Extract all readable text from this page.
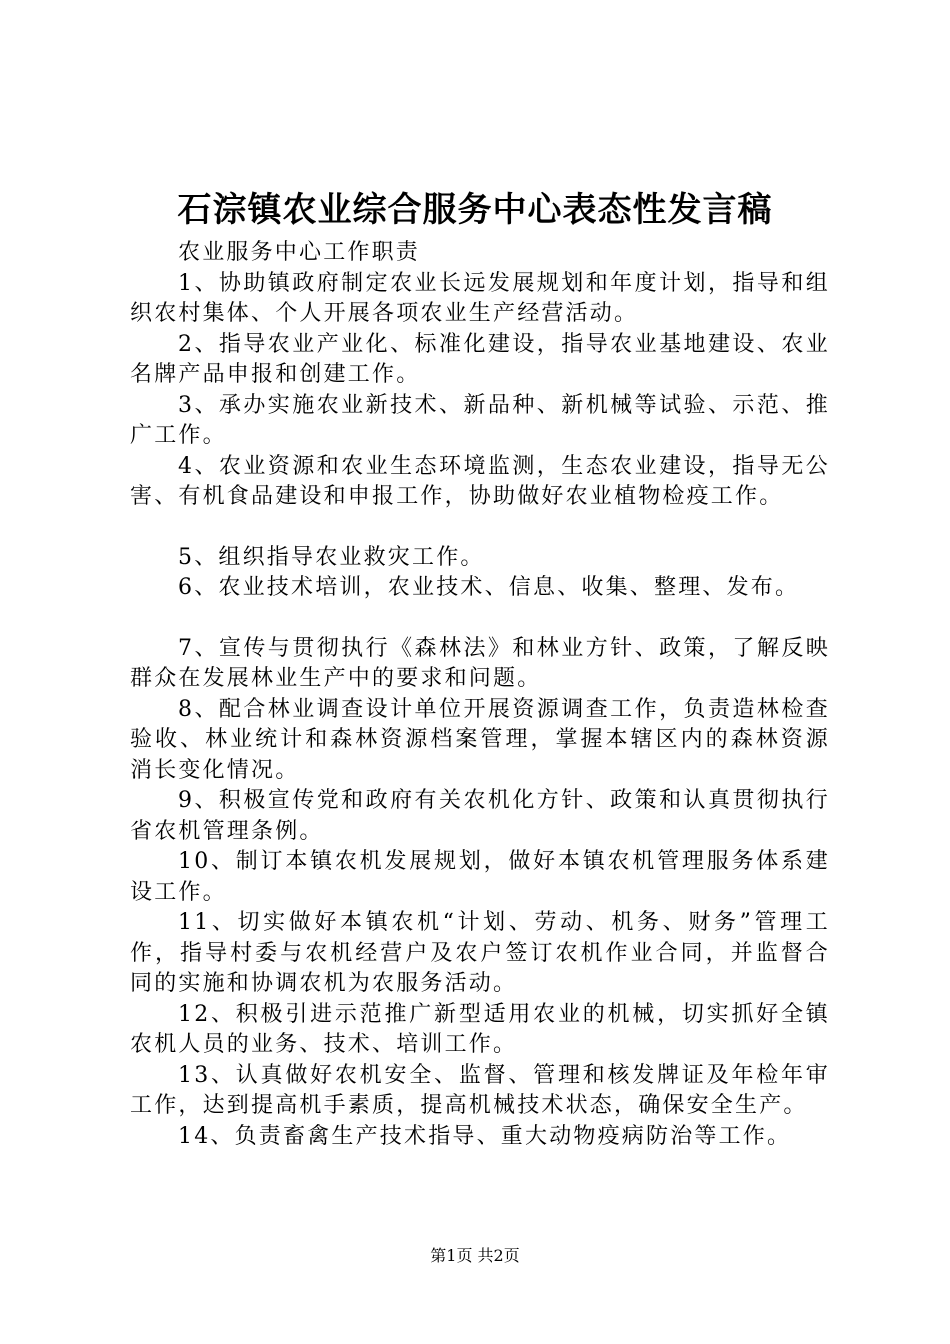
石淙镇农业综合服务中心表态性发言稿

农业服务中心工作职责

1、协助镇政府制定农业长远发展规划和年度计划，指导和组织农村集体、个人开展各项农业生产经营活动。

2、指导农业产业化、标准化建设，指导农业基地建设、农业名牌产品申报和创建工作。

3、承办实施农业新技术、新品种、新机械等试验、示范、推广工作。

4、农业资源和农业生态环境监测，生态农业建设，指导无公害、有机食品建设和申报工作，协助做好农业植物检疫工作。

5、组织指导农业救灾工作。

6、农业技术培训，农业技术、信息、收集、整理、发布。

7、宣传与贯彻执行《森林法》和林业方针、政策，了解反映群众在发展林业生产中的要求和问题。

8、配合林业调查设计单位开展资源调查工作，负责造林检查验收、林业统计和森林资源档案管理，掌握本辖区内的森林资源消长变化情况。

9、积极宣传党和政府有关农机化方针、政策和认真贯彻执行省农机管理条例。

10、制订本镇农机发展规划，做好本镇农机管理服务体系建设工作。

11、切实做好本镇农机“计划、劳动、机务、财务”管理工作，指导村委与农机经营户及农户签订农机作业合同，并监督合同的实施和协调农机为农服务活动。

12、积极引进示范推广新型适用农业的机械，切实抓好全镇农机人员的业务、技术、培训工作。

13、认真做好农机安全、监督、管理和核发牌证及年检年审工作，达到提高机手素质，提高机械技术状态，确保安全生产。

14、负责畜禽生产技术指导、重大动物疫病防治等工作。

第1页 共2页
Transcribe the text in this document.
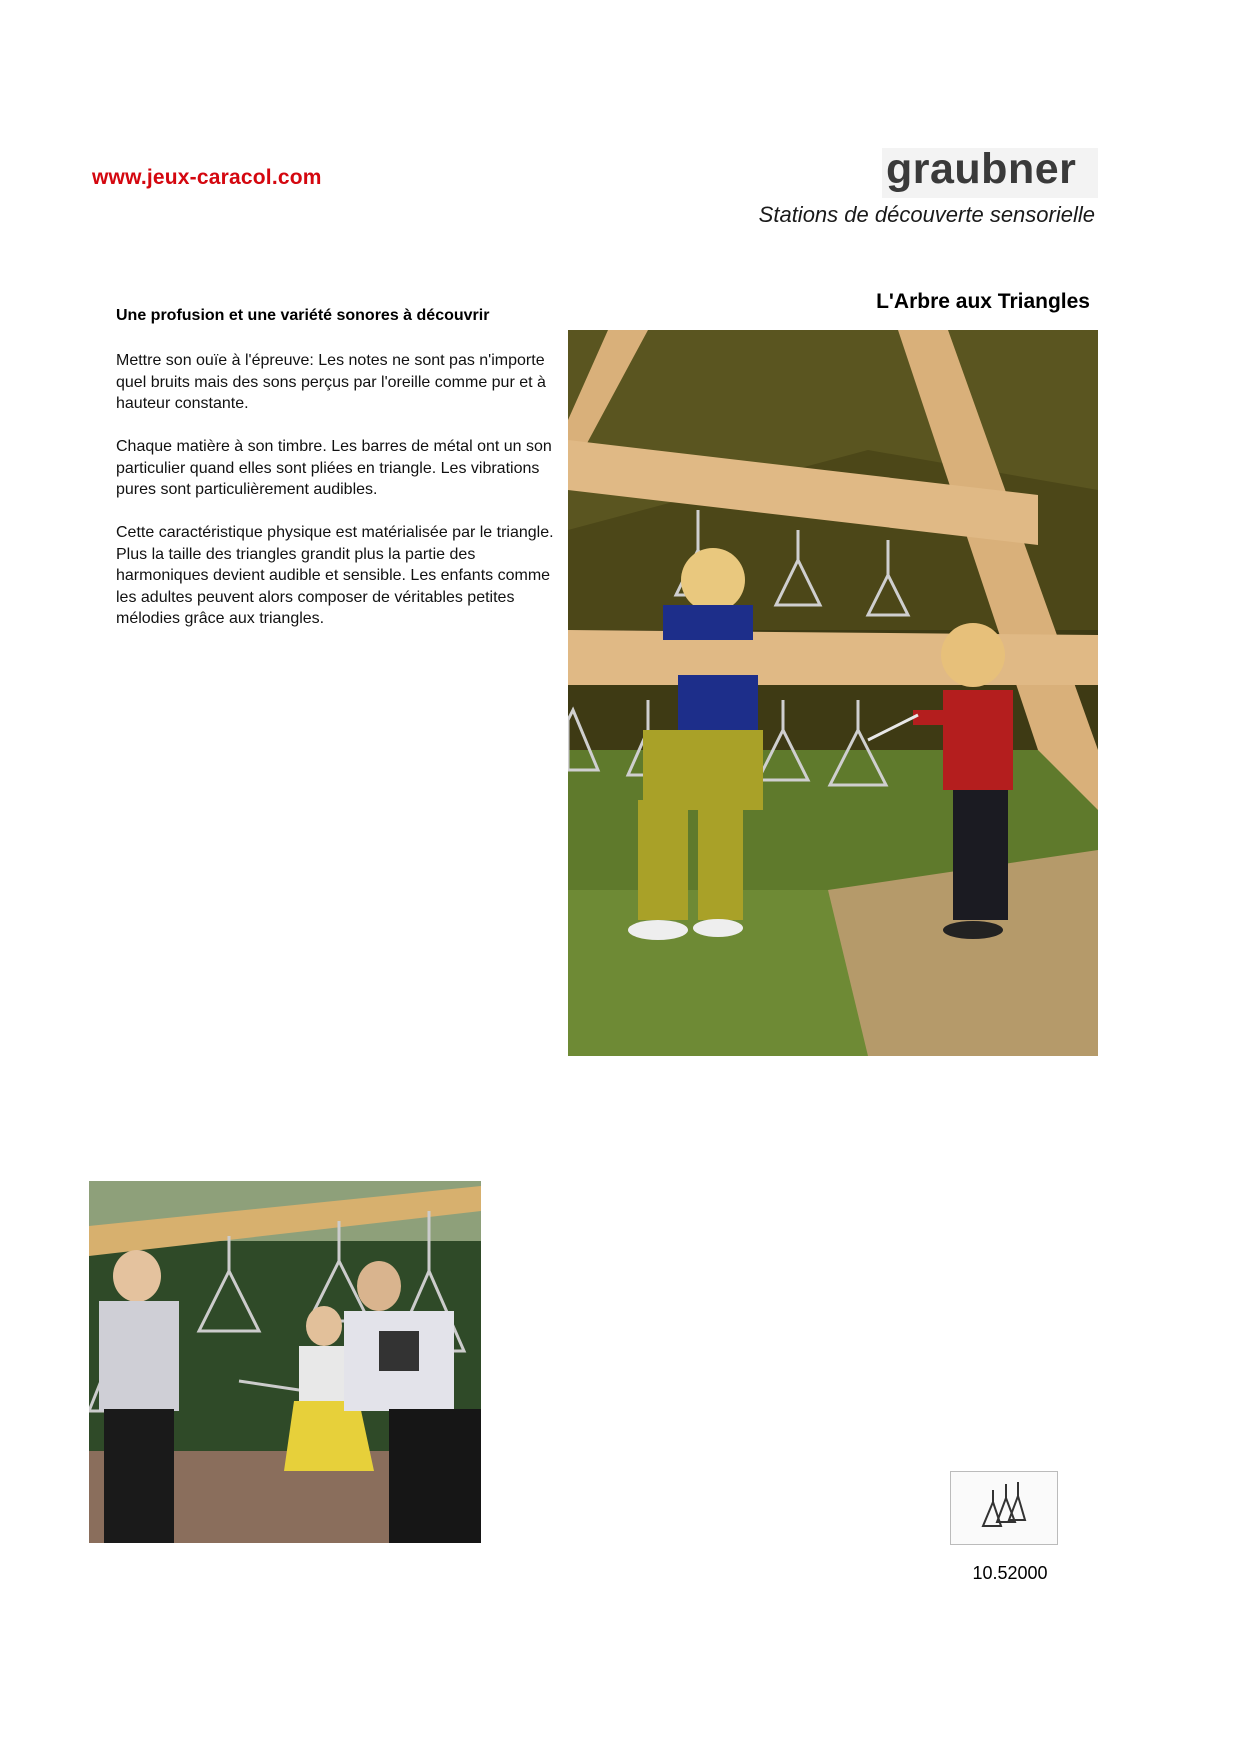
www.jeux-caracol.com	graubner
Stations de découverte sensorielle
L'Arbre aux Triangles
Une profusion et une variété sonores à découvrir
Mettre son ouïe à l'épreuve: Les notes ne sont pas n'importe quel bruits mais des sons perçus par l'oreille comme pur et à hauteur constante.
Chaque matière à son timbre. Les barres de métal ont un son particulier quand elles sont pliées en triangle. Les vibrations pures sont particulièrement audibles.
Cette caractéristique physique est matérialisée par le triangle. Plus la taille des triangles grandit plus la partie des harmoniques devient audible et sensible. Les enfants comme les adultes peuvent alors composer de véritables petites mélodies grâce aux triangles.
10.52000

◇ ◇ ◇

WORK TO DO ->
Identify all lines in the records above with the word "this".

FINAL RESULT ->
Extract all readable text from this page.
Transcribe the text in this document.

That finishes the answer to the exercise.